Data excerpts
━━━━
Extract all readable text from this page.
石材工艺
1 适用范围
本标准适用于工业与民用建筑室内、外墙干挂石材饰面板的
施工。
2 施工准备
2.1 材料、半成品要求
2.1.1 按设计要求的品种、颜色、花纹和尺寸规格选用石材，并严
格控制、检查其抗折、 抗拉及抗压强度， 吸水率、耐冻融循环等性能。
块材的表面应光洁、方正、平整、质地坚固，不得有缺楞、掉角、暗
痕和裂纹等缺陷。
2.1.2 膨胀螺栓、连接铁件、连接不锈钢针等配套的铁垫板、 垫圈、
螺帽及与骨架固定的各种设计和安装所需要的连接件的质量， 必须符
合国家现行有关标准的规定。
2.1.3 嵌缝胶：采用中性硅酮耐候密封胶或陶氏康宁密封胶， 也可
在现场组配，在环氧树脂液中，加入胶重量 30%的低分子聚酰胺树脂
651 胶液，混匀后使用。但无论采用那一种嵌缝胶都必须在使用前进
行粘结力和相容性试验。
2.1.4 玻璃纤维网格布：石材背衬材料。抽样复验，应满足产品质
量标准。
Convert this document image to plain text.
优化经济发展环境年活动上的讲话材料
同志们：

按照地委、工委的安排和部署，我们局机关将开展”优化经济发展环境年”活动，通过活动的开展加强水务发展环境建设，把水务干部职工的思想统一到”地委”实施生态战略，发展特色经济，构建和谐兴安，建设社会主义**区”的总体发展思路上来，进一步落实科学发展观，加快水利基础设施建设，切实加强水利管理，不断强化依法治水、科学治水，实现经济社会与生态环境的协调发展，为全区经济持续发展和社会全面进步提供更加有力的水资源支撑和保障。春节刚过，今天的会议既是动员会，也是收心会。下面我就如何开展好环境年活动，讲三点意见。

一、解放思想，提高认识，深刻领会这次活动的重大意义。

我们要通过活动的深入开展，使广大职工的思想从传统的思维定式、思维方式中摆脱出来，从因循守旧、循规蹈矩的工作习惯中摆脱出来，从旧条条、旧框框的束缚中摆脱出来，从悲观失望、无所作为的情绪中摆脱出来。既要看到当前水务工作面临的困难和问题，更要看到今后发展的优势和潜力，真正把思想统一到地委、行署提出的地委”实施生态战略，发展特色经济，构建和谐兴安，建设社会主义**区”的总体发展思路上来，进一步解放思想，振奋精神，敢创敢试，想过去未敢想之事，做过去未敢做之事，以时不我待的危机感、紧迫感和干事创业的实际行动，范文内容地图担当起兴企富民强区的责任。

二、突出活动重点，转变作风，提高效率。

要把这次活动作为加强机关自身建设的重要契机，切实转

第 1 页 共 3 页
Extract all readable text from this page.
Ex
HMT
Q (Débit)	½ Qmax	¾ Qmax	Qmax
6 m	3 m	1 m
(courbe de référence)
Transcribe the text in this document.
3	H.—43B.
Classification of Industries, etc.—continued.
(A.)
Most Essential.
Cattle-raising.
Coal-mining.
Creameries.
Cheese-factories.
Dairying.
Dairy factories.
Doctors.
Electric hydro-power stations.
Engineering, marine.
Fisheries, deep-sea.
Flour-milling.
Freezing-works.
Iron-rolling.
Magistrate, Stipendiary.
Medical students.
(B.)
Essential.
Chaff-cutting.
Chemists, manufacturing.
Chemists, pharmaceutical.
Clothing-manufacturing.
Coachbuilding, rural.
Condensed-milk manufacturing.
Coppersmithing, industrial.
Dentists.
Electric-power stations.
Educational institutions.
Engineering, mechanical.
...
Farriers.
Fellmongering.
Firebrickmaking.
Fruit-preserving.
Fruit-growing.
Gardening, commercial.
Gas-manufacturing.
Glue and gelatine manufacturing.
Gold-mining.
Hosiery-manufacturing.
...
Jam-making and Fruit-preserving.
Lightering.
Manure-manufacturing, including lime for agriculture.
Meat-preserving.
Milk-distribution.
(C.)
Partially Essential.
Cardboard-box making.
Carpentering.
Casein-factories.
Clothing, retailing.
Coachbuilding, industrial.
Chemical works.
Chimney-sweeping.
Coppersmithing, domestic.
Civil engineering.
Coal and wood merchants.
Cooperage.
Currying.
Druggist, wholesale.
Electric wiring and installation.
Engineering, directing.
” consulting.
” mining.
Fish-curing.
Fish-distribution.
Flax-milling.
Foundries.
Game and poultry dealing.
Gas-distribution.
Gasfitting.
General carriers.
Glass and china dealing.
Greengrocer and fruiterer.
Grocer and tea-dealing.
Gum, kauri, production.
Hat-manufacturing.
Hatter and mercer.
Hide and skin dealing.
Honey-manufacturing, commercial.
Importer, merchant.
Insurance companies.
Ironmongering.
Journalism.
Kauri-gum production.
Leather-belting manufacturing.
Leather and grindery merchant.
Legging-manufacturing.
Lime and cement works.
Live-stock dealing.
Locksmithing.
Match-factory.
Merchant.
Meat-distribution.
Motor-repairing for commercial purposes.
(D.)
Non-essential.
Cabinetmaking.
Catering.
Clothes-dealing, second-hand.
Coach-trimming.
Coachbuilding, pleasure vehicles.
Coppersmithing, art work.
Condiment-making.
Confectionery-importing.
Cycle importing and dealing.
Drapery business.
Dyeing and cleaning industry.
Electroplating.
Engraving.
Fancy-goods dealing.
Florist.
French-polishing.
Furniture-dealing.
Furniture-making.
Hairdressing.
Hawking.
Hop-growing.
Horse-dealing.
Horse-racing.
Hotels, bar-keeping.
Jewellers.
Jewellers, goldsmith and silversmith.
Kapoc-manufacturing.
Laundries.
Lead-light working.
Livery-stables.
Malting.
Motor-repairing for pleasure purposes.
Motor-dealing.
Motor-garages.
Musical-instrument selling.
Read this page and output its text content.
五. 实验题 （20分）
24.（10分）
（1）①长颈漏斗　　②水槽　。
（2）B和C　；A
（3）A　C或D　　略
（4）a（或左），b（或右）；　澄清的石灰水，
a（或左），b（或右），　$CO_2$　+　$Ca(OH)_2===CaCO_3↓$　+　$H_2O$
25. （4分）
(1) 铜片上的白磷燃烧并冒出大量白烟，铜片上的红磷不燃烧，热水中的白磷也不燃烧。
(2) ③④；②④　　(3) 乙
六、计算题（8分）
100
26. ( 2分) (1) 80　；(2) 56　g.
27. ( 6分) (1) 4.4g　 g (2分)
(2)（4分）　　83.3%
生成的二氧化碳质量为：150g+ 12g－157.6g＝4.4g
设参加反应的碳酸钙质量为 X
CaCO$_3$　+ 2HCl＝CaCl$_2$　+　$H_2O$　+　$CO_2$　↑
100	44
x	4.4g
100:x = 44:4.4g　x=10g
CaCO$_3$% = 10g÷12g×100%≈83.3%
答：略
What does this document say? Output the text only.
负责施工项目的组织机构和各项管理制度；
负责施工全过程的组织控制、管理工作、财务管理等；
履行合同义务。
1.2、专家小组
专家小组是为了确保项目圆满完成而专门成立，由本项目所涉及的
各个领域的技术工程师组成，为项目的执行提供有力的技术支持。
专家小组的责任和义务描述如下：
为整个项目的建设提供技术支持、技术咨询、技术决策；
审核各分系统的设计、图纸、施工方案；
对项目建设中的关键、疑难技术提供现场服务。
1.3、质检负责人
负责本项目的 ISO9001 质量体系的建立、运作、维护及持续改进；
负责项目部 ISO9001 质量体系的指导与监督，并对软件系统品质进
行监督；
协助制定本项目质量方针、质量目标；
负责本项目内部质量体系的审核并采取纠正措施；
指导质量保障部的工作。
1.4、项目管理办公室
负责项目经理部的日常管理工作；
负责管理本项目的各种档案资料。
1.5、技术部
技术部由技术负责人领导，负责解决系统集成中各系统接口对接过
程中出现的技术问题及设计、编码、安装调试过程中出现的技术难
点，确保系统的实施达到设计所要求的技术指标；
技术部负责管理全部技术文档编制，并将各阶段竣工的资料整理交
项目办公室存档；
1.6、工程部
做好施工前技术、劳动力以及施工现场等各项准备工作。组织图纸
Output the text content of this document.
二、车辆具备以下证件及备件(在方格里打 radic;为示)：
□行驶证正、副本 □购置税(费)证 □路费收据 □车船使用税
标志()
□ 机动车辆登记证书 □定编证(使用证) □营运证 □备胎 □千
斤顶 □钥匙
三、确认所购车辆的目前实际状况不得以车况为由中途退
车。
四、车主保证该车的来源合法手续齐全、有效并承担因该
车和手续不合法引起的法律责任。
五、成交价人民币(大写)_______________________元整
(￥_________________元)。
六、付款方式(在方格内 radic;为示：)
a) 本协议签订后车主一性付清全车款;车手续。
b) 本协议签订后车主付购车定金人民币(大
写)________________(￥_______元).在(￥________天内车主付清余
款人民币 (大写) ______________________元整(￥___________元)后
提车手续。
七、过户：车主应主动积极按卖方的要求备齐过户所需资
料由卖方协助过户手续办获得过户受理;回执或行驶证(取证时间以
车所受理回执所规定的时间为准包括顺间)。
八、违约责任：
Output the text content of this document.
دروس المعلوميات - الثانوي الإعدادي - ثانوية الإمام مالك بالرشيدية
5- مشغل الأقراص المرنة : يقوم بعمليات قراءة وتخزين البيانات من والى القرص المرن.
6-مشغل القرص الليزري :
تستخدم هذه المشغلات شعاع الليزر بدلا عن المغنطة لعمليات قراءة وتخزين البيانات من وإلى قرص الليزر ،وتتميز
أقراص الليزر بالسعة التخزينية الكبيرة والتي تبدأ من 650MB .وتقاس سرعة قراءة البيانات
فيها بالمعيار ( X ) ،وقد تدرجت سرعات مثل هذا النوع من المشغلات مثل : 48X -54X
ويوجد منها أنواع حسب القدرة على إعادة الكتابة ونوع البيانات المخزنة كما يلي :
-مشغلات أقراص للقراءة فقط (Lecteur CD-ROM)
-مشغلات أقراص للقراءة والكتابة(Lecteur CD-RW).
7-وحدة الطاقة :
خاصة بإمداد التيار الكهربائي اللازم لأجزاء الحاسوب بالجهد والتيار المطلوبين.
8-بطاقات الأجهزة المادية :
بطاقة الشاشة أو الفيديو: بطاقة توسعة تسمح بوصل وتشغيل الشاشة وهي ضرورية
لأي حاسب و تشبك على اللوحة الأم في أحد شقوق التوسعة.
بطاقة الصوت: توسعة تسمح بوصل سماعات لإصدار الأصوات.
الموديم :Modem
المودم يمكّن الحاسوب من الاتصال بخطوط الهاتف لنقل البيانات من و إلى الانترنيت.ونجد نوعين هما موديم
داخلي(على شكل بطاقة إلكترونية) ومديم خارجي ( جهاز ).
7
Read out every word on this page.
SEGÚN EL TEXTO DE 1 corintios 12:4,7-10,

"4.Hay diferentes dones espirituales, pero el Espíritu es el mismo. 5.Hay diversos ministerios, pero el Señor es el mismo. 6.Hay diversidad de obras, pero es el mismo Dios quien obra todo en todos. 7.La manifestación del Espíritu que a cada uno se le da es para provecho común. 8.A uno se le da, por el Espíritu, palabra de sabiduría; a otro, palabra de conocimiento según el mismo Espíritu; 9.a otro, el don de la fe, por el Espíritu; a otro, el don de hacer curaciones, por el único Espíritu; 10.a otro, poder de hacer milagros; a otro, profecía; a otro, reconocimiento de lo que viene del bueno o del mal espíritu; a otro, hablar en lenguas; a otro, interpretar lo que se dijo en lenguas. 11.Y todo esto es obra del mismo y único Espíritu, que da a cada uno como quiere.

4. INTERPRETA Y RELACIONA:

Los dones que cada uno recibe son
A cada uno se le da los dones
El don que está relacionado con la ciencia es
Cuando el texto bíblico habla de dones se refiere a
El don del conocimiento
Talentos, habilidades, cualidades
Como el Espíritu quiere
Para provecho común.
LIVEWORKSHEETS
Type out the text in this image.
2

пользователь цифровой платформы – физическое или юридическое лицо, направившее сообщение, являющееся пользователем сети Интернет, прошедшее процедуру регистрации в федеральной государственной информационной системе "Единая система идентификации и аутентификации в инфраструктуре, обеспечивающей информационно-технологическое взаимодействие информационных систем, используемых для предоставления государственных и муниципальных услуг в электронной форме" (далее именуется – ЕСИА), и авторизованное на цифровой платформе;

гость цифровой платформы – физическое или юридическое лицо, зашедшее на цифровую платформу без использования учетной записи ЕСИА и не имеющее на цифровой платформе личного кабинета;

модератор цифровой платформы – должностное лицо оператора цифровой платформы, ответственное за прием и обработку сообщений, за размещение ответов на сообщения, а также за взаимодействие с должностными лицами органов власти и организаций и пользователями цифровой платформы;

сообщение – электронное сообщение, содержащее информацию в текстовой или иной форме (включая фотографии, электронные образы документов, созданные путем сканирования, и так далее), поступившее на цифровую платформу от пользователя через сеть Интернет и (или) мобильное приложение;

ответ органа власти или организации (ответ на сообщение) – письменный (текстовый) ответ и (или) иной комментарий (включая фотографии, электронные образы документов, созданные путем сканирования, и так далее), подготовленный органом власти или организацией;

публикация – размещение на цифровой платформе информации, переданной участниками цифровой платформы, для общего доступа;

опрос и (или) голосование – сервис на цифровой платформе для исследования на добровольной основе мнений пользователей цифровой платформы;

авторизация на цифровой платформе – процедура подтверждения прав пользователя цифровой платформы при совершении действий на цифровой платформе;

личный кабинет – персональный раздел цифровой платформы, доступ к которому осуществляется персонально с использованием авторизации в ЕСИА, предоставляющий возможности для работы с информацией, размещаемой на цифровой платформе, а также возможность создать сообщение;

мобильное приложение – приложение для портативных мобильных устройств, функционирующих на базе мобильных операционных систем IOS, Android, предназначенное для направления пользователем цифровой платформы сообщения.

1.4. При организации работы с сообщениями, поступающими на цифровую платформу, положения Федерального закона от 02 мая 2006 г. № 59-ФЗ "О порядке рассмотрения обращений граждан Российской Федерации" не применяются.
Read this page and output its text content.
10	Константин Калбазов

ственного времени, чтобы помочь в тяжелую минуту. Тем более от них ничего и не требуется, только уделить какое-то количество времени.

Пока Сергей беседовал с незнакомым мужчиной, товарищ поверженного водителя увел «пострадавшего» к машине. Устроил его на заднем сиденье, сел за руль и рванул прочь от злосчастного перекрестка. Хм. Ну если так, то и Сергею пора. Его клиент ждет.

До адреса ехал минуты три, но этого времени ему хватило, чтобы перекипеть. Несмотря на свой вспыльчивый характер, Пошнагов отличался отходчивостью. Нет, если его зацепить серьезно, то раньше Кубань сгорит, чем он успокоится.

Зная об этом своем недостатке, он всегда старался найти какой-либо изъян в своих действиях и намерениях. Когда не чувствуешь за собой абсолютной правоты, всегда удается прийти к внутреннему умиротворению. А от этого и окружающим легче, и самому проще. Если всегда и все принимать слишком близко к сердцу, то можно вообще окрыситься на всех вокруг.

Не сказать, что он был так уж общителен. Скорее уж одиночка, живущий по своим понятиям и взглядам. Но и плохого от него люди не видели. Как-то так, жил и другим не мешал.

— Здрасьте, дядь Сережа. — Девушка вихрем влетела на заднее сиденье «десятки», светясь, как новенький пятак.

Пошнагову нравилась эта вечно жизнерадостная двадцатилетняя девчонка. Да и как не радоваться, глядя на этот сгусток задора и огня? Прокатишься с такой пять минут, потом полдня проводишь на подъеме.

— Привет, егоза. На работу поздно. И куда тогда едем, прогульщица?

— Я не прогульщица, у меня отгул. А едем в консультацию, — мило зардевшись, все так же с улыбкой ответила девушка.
━━━━
Choose all lines containing the string "للقراءة" and copy them out.

Task output
-مشغلات أقراص للقراءة فقط (Lecteur CD-ROM)
-مشغلات أقراص للقراءة والكتابة(Lecteur CD-RW).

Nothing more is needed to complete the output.